# [WRITTEN EXERCISE]
Where the data below has the string "Березина", return the whole line.

# [SOURCE MATERIAL]

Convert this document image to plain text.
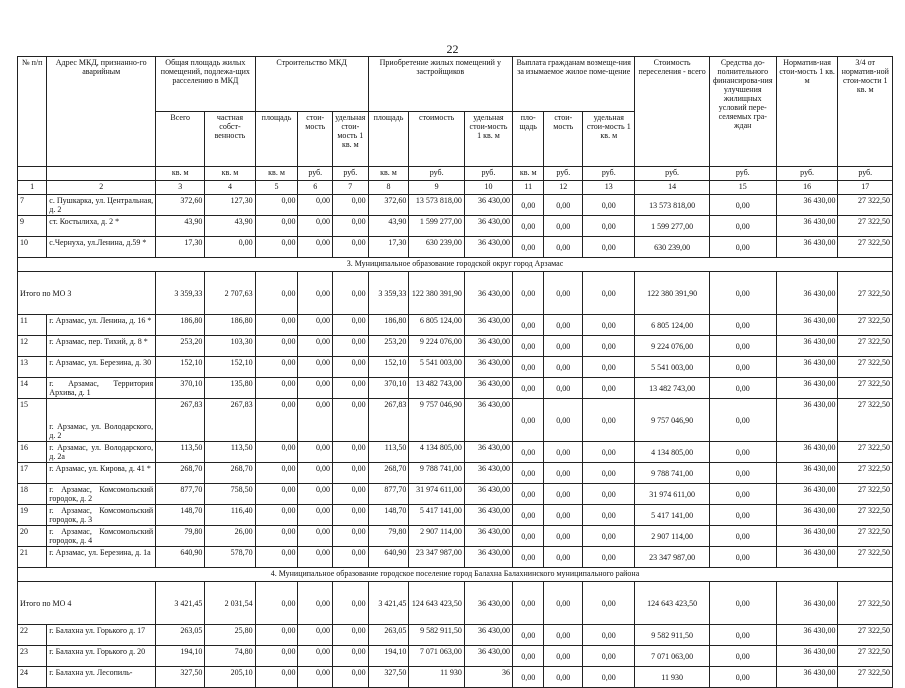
22
№ п/п	Адрес МКД, признанно-го аварийным	Общая площадь жилых помещений, подлежа-щих расселению в МКД		Строительство МКД			Приобретение жилых помещений у застройщиков			Выплата гражданам возмеще-ния за изымаемое жилое поме-щение			Стоимость переселения - всего	Средства до-полнительного финансирова-ния улучшения жилищных условий пере-селяемых гра-ждан	Норматив-ная стои-мость 1 кв. м	3/4 от норматив-ной стои-мости 1 кв. м
		Всего	частная собст-венность	площадь	стои-мость	удельная стои-мость 1 кв. м	площадь	стоимость	удельная стои-мость 1 кв. м	пло-щадь	стои-мость	удельная стои-мость 1 кв. м				
		кв. м	кв. м	кв. м	руб.	руб.	кв. м	руб.	руб.	кв. м	руб.	руб.	руб.	руб.	руб.	руб.
1	2	3	4	5	6	7	8	9	10	11	12	13	14	15	16	17
7	с. Пушкарка, ул. Центральная, д. 2	372,60	127,30	0,00	0,00	0,00	372,60	13 573 818,00	36 430,00	0,00	0,00	0,00	13 573 818,00	0,00	36 430,00	27 322,50
9	ст. Костылиха, д. 2 *	43,90	43,90	0,00	0,00	0,00	43,90	1 599 277,00	36 430,00	0,00	0,00	0,00	1 599 277,00	0,00	36 430,00	27 322,50
10	с.Чернуха, ул.Ленина, д.59 *	17,30	0,00	0,00	0,00	0,00	17,30	630 239,00	36 430,00	0,00	0,00	0,00	630 239,00	0,00	36 430,00	27 322,50
3. Муниципальное образование городской округ город Арзамас																
Итого по МО 3		3 359,33	2 707,63	0,00	0,00	0,00	3 359,33	122 380 391,90	36 430,00	0,00	0,00	0,00	122 380 391,90	0,00	36 430,00	27 322,50
11	г. Арзамас, ул. Ленина, д. 16 *	186,80	186,80	0,00	0,00	0,00	186,80	6 805 124,00	36 430,00	0,00	0,00	0,00	6 805 124,00	0,00	36 430,00	27 322,50
12	г. Арзамас, пер. Тихий, д. 8 *	253,20	103,30	0,00	0,00	0,00	253,20	9 224 076,00	36 430,00	0,00	0,00	0,00	9 224 076,00	0,00	36 430,00	27 322,50
13	г. Арзамас, ул. Березина, д. 30	152,10	152,10	0,00	0,00	0,00	152,10	5 541 003,00	36 430,00	0,00	0,00	0,00	5 541 003,00	0,00	36 430,00	27 322,50
14	г. Арзамас, Территория Архива, д. 1	370,10	135,80	0,00	0,00	0,00	370,10	13 482 743,00	36 430,00	0,00	0,00	0,00	13 482 743,00	0,00	36 430,00	27 322,50
15	г. Арзамас, ул. Володарского, д. 2	267,83	267,83	0,00	0,00	0,00	267,83	9 757 046,90	36 430,00	0,00	0,00	0,00	9 757 046,90	0,00	36 430,00	27 322,50
16	г. Арзамас, ул. Володарского, д. 2а	113,50	113,50	0,00	0,00	0,00	113,50	4 134 805,00	36 430,00	0,00	0,00	0,00	4 134 805,00	0,00	36 430,00	27 322,50
17	г. Арзамас, ул. Кирова, д. 41 *	268,70	268,70	0,00	0,00	0,00	268,70	9 788 741,00	36 430,00	0,00	0,00	0,00	9 788 741,00	0,00	36 430,00	27 322,50
18	г. Арзамас, Комсомольский городок, д. 2	877,70	758,50	0,00	0,00	0,00	877,70	31 974 611,00	36 430,00	0,00	0,00	0,00	31 974 611,00	0,00	36 430,00	27 322,50
19	г. Арзамас, Комсомольский городок, д. 3	148,70	116,40	0,00	0,00	0,00	148,70	5 417 141,00	36 430,00	0,00	0,00	0,00	5 417 141,00	0,00	36 430,00	27 322,50
20	г. Арзамас, Комсомольский городок, д. 4	79,80	26,00	0,00	0,00	0,00	79,80	2 907 114,00	36 430,00	0,00	0,00	0,00	2 907 114,00	0,00	36 430,00	27 322,50
21	г. Арзамас, ул. Березина, д. 1а	640,90	578,70	0,00	0,00	0,00	640,90	23 347 987,00	36 430,00	0,00	0,00	0,00	23 347 987,00	0,00	36 430,00	27 322,50
4. Муниципальное образование городское поселение город Балахна Балахнинского муниципального района																
Итого по МО 4		3 421,45	2 031,54	0,00	0,00	0,00	3 421,45	124 643 423,50	36 430,00	0,00	0,00	0,00	124 643 423,50	0,00	36 430,00	27 322,50
22	г. Балахна ул. Горького д. 17	263,05	25,80	0,00	0,00	0,00	263,05	9 582 911,50	36 430,00	0,00	0,00	0,00	9 582 911,50	0,00	36 430,00	27 322,50
23	г. Балахна ул. Горького д. 20	194,10	74,80	0,00	0,00	0,00	194,10	7 071 063,00	36 430,00	0,00	0,00	0,00	7 071 063,00	0,00	36 430,00	27 322,50
24	г. Балахна ул. Лесопиль-	327,50	205,10	0,00	0,00	0,00	327,50	11 930	36	0,00	0,00	0,00	11 930	0,00	36 430,00	27 322,50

# [WRITTEN RESPONSE]
13	г. Арзамас, ул. Березина, д. 30	152,10	152,10	0,00	0,00	0,00	152,10	5 541 003,00	36 430,00	0,00	0,00	0,00	5 541 003,00	0,00	36 430,00	27 322,50
21	г. Арзамас, ул. Березина, д. 1а	640,90	578,70	0,00	0,00	0,00	640,90	23 347 987,00	36 430,00	0,00	0,00	0,00	23 347 987,00	0,00	36 430,00	27 322,50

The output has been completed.